# What you need to do
Each line of the data that includes the string "Hirdetmény" is to be copied out.

- - - - -

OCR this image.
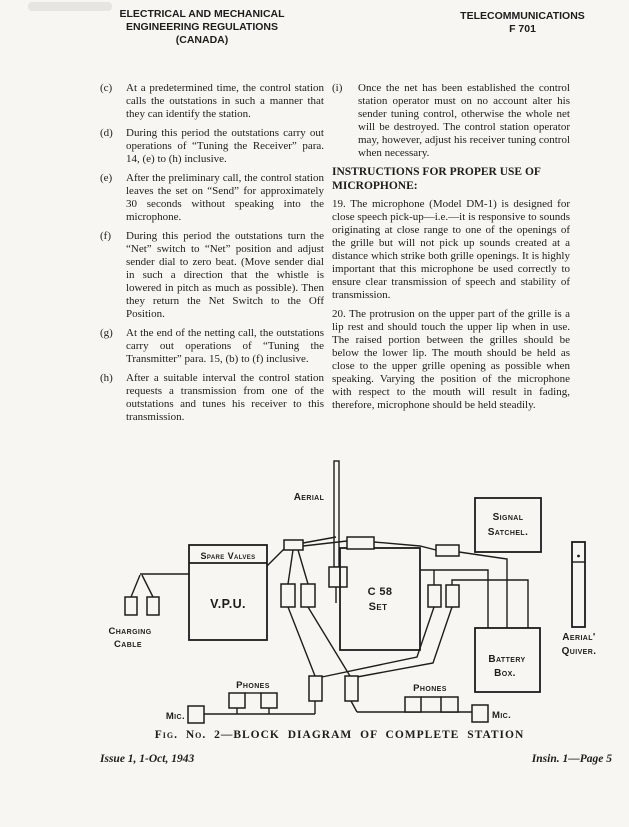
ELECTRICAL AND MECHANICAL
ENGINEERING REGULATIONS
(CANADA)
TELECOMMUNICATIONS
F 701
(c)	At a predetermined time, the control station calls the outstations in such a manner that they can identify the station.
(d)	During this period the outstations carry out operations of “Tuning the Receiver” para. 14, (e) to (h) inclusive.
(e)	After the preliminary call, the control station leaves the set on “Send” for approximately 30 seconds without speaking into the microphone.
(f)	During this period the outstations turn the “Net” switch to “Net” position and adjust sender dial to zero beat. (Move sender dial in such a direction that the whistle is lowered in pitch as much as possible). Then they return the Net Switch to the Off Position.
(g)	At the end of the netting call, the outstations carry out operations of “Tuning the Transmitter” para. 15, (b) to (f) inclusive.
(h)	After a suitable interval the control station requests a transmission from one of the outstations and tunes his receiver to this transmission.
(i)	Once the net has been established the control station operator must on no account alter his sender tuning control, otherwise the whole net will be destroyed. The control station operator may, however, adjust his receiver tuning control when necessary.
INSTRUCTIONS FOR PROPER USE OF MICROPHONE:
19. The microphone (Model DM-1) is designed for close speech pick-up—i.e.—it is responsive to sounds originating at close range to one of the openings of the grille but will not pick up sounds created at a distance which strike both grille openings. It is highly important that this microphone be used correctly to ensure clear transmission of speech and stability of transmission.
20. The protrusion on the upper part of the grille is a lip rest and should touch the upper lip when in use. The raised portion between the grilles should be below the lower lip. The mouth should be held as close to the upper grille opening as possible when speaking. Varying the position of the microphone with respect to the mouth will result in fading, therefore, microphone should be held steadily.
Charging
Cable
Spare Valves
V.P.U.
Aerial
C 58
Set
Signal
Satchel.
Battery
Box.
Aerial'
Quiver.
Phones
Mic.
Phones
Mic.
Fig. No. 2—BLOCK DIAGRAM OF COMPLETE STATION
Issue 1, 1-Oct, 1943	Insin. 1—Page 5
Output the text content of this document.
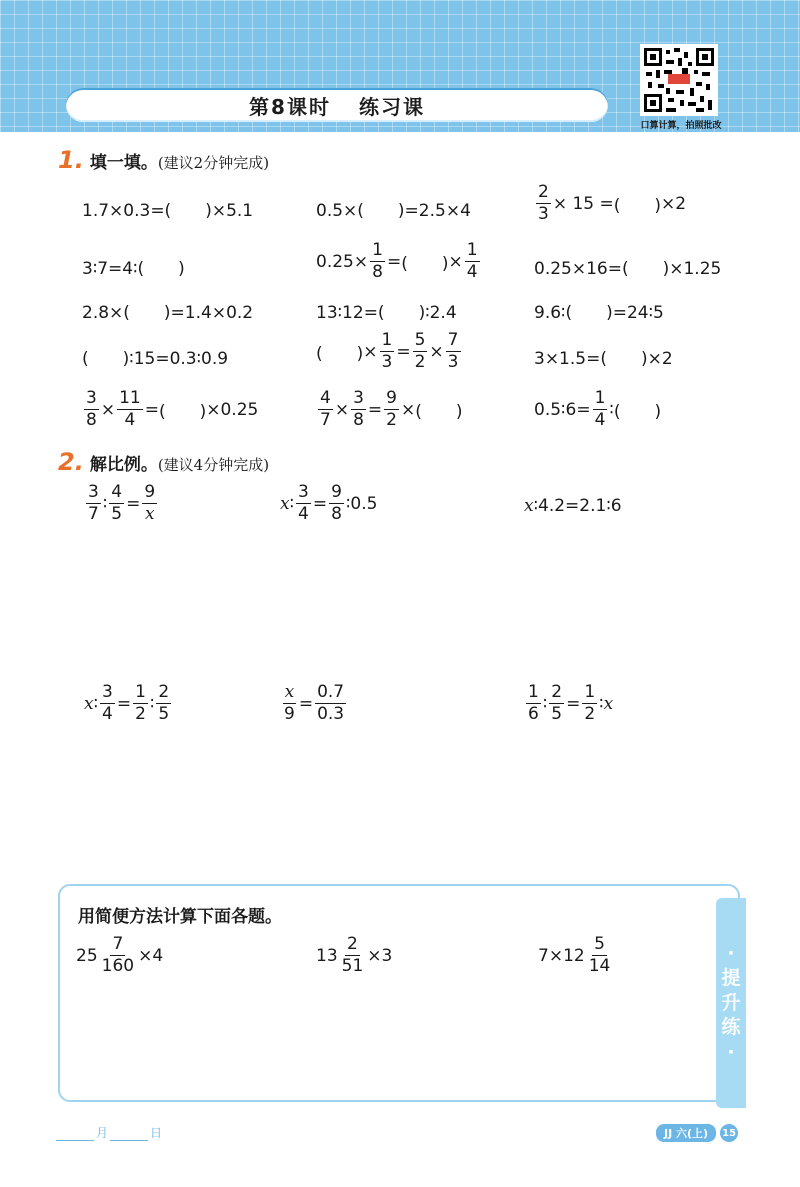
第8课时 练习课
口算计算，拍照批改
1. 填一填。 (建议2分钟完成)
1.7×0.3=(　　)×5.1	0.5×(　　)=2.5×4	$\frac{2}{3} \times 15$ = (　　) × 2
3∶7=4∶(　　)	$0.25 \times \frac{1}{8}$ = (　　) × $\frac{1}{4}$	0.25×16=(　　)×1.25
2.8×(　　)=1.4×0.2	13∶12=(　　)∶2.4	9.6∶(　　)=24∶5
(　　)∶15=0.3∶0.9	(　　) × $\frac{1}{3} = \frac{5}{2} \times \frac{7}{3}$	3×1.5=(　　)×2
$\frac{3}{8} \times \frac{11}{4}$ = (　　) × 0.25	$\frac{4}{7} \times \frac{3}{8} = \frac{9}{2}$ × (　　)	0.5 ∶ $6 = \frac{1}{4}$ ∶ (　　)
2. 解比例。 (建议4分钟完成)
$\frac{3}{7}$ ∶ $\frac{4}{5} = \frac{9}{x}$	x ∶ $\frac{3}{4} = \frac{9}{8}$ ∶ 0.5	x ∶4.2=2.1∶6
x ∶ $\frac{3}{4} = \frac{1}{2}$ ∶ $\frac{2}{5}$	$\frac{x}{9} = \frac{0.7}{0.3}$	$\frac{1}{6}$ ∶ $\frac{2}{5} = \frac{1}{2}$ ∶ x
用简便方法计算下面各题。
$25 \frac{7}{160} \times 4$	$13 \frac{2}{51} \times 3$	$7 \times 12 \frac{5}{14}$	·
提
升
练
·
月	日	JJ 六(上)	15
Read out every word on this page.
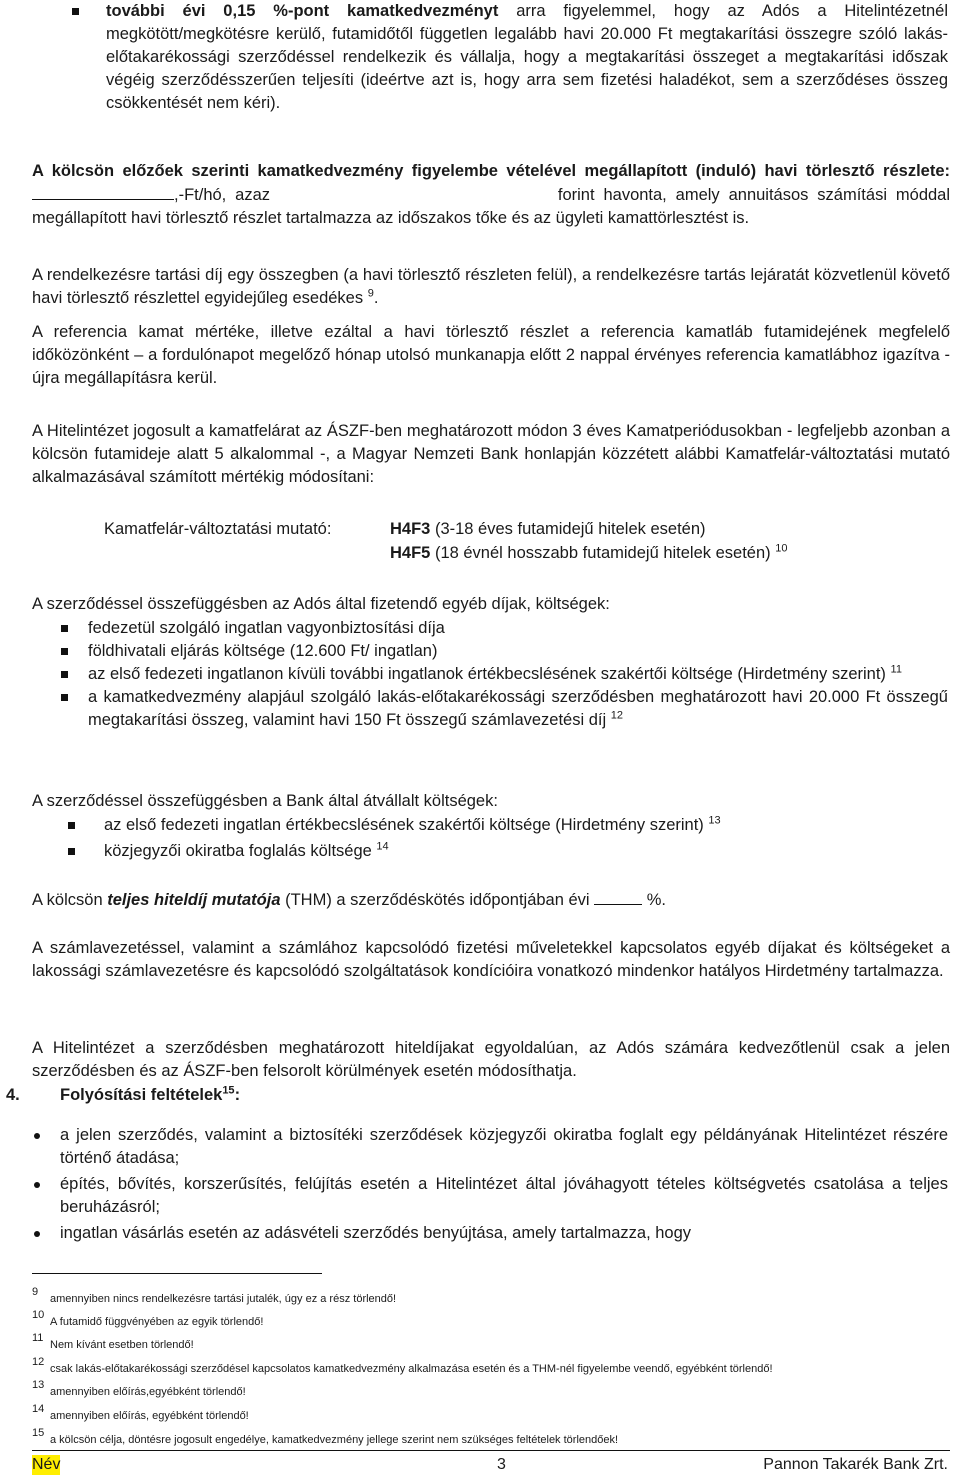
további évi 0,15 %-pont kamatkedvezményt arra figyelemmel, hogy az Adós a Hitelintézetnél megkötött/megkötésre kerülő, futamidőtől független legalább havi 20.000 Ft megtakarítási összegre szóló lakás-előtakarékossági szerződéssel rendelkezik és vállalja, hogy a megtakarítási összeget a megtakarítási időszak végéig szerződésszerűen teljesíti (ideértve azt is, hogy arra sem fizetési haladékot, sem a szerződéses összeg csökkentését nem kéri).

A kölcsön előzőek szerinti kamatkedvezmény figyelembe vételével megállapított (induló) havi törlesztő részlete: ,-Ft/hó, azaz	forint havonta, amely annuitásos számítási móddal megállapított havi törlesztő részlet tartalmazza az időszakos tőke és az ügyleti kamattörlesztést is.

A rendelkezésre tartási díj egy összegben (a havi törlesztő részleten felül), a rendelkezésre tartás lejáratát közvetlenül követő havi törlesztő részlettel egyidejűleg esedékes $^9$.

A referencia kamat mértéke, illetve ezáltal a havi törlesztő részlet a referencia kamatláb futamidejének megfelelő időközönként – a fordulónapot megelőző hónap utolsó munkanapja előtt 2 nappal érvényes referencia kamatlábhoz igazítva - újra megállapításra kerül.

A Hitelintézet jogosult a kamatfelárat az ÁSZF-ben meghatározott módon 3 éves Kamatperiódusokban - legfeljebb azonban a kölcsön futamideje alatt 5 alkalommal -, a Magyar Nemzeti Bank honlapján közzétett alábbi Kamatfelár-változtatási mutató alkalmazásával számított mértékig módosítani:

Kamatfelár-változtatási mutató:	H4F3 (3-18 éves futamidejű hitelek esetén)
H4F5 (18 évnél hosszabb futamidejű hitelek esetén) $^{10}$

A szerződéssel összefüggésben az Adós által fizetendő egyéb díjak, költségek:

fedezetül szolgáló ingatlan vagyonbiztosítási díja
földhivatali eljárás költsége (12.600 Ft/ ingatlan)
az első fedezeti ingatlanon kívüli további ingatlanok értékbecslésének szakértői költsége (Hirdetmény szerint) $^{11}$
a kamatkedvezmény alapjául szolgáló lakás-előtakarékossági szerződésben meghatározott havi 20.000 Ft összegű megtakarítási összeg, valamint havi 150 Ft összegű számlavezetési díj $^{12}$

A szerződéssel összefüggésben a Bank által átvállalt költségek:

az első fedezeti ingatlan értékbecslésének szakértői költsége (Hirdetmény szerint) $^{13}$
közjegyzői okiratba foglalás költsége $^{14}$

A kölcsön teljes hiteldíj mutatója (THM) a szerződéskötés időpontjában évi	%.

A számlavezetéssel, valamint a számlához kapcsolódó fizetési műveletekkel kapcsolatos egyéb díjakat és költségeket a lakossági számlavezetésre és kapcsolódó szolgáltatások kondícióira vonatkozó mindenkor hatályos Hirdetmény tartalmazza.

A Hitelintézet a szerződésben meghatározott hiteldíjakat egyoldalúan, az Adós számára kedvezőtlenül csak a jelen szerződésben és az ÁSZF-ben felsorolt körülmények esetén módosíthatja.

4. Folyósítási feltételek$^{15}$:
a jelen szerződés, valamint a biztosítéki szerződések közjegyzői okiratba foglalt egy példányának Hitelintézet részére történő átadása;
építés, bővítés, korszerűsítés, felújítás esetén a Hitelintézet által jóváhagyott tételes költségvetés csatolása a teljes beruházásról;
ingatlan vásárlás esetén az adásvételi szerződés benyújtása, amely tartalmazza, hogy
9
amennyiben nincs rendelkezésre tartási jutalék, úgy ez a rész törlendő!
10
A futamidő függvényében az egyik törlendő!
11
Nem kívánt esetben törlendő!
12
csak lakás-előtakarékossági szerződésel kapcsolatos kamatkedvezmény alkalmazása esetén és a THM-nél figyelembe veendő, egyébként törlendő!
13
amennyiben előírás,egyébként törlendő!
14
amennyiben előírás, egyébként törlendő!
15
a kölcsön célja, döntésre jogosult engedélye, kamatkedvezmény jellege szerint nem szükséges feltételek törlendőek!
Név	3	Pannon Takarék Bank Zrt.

- - - - -

# Written solution
az első fedezeti ingatlanon kívüli további ingatlanok értékbecslésének szakértői költsége (Hirdetmény szerint) $^{11}$
az első fedezeti ingatlan értékbecslésének szakértői költsége (Hirdetmény szerint) $^{13}$
A számlavezetéssel, valamint a számlához kapcsolódó fizetési műveletekkel kapcsolatos egyéb díjakat és költségeket a lakossági számlavezetésre és kapcsolódó szolgáltatások kondícióira vonatkozó mindenkor hatályos Hirdetmény tartalmazza.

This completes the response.